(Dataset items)
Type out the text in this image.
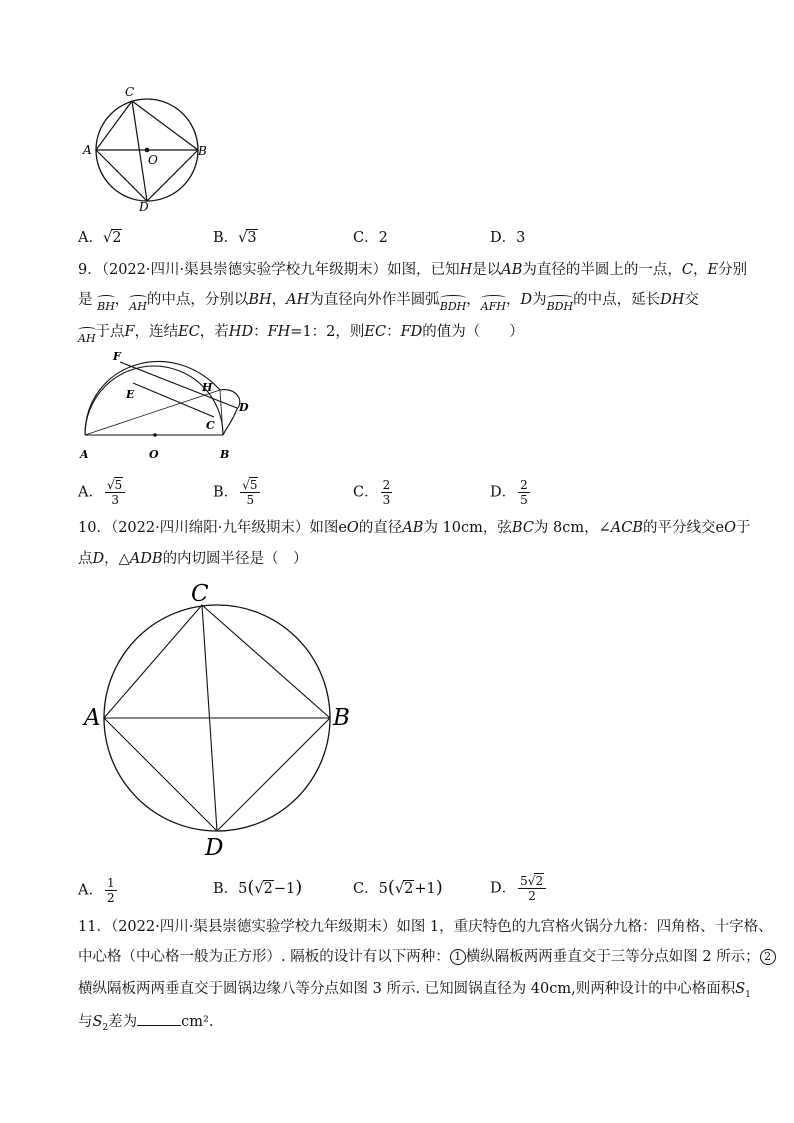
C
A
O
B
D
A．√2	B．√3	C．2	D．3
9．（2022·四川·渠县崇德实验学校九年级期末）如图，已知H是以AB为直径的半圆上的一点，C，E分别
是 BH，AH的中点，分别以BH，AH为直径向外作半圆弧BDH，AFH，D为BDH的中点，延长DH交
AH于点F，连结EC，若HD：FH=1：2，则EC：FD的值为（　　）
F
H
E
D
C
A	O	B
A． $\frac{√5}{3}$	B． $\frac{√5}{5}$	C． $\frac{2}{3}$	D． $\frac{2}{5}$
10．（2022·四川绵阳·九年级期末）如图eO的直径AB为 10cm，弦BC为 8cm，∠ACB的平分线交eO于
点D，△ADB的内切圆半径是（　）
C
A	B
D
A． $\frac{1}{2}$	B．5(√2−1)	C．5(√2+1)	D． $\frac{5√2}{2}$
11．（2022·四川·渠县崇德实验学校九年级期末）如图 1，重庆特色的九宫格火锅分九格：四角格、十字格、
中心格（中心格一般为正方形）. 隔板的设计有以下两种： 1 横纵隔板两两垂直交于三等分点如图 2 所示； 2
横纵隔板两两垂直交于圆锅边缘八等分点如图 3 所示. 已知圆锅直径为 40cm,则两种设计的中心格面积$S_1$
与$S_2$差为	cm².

==

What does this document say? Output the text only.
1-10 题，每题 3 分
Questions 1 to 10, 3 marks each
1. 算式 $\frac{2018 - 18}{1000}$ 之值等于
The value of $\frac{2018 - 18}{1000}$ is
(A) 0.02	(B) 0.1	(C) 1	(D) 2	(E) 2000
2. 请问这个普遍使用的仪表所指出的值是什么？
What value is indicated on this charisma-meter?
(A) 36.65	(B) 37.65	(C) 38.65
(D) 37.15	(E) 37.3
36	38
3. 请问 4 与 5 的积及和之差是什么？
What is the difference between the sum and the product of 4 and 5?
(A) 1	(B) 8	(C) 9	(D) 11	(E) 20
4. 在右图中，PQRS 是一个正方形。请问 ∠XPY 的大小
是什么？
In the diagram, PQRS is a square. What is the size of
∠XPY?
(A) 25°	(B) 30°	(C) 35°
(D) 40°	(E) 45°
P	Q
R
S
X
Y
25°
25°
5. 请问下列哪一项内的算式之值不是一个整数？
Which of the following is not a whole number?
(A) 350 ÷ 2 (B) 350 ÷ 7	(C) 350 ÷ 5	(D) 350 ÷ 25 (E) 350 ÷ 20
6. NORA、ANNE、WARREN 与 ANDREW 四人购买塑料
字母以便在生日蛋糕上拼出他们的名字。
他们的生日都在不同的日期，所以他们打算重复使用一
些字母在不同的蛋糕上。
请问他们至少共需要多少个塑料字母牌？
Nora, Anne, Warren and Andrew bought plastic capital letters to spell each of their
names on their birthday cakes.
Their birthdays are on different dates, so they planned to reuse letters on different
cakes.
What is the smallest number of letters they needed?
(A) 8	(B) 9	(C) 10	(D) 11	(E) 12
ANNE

### [GOAL]
Look through the data and show every line containing "cakes".

### [CORRECT OUTPUT]
names on their birthday cakes.
cakes.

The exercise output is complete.